Task goal → List the lines of this listing that hold the word "деятельности".

___ Data shown

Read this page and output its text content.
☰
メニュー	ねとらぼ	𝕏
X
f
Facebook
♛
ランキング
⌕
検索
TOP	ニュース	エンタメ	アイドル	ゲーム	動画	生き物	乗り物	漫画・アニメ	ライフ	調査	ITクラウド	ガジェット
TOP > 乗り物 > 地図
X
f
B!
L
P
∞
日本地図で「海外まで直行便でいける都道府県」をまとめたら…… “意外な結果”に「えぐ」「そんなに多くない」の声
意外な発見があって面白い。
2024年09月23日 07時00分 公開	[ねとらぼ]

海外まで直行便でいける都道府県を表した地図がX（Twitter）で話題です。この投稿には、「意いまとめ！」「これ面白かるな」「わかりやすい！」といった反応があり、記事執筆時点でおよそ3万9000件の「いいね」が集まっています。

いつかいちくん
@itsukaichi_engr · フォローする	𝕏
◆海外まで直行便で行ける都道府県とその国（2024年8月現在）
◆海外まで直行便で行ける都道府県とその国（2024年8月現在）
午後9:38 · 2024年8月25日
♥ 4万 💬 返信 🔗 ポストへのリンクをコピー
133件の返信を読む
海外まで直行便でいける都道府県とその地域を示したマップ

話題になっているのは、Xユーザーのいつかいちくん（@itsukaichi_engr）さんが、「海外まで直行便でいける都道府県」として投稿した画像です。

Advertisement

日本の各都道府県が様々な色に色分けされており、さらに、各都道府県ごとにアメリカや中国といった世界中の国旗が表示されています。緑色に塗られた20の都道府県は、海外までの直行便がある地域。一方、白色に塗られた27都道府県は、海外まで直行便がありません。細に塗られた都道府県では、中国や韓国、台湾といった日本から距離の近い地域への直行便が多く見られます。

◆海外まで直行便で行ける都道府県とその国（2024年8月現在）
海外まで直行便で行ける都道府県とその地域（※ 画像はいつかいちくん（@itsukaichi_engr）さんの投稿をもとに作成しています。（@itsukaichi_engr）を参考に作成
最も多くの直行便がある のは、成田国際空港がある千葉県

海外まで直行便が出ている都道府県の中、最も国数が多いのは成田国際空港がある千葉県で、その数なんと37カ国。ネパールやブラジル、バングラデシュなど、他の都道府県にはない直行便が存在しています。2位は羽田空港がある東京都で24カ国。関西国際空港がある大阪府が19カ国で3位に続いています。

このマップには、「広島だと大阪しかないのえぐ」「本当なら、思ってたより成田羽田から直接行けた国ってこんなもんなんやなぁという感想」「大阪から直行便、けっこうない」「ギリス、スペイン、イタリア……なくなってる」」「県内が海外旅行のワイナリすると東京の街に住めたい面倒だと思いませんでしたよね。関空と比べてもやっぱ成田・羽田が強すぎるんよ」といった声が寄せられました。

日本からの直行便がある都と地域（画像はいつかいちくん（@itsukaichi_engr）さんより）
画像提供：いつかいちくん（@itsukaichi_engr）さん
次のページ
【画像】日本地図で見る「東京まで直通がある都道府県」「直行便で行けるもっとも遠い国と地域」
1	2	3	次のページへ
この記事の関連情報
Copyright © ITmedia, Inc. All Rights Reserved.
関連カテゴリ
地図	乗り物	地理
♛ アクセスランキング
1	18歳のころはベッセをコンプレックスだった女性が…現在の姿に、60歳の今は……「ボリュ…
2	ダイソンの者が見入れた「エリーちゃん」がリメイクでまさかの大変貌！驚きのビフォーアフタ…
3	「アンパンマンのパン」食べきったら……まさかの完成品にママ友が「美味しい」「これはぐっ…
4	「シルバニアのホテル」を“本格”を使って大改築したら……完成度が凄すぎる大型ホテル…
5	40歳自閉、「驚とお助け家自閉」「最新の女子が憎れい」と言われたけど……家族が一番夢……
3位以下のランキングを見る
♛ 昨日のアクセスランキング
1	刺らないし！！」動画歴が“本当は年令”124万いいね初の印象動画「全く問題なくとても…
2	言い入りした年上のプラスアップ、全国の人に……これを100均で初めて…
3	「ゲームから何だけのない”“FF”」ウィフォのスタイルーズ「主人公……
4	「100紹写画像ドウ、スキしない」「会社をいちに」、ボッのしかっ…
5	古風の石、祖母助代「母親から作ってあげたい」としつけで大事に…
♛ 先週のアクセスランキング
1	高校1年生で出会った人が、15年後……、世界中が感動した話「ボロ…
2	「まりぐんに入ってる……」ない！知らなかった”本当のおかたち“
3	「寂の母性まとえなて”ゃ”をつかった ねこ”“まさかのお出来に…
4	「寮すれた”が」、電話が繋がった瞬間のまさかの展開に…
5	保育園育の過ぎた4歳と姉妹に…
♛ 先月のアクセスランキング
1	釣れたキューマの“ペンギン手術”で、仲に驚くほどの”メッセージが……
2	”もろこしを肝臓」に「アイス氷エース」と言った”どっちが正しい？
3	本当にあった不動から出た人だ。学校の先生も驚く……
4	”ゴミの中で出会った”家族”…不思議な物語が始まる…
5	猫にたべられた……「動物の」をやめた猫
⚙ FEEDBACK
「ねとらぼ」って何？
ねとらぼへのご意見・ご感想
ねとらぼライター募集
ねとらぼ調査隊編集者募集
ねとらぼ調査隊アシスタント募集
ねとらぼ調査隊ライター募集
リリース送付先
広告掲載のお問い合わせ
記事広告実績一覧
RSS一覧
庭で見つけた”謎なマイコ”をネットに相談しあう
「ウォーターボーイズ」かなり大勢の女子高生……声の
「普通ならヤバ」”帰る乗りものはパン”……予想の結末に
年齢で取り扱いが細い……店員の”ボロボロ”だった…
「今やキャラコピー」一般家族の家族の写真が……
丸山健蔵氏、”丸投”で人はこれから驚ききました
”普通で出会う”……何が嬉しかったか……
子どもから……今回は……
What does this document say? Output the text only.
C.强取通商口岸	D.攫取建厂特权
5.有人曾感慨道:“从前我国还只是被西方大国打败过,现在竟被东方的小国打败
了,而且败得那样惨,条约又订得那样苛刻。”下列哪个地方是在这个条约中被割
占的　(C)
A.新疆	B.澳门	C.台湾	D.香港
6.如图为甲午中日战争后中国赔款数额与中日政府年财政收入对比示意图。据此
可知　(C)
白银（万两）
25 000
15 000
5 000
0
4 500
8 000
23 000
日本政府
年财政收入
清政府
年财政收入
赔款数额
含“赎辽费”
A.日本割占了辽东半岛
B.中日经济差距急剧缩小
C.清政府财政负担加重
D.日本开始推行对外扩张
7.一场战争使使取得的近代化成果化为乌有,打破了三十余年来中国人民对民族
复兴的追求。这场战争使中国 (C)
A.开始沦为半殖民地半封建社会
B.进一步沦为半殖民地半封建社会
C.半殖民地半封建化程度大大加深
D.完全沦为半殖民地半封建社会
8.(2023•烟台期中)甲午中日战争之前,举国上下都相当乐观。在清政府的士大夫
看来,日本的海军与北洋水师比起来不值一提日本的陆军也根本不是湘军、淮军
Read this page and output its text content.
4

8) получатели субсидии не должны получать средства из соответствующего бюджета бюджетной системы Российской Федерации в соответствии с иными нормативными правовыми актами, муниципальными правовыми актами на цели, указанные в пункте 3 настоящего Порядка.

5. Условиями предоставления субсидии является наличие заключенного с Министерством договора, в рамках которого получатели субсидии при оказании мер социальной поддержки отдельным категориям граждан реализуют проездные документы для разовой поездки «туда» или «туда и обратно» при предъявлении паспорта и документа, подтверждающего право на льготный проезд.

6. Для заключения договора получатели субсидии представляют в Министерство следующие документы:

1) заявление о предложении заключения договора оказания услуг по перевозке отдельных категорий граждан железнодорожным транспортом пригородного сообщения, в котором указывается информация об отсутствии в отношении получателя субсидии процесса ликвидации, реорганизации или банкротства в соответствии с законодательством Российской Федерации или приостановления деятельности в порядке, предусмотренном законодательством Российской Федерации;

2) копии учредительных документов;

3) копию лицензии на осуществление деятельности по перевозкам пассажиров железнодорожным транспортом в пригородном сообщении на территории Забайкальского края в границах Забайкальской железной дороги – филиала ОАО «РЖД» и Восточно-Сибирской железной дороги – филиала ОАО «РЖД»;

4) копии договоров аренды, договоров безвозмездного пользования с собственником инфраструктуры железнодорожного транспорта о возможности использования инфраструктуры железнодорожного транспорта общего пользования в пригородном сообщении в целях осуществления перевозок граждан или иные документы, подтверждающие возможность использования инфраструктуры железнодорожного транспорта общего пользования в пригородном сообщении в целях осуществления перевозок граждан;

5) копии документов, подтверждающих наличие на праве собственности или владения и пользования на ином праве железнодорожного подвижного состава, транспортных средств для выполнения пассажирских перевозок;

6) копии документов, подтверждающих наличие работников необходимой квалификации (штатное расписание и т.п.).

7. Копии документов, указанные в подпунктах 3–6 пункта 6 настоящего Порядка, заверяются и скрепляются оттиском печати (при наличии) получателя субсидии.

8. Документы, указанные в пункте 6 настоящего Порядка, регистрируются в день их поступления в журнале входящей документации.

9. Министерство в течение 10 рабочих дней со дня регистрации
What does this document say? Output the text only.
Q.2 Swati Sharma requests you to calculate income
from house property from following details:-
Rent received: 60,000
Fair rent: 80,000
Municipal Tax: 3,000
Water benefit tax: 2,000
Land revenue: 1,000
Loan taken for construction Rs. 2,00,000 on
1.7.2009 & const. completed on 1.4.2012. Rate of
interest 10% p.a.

______

The response →
1) заявление о предложении заключения договора оказания услуг по перевозке отдельных категорий граждан железнодорожным транспортом пригородного сообщения, в котором указывается информация об отсутствии в отношении получателя субсидии процесса ликвидации, реорганизации или банкротства в соответствии с законодательством Российской Федерации или приостановления деятельности в порядке, предусмотренном законодательством Российской Федерации;
3) копию лицензии на осуществление деятельности по перевозкам пассажиров железнодорожным транспортом в пригородном сообщении на территории Забайкальского края в границах Забайкальской железной дороги – филиала ОАО «РЖД» и Восточно-Сибирской железной дороги – филиала ОАО «РЖД»;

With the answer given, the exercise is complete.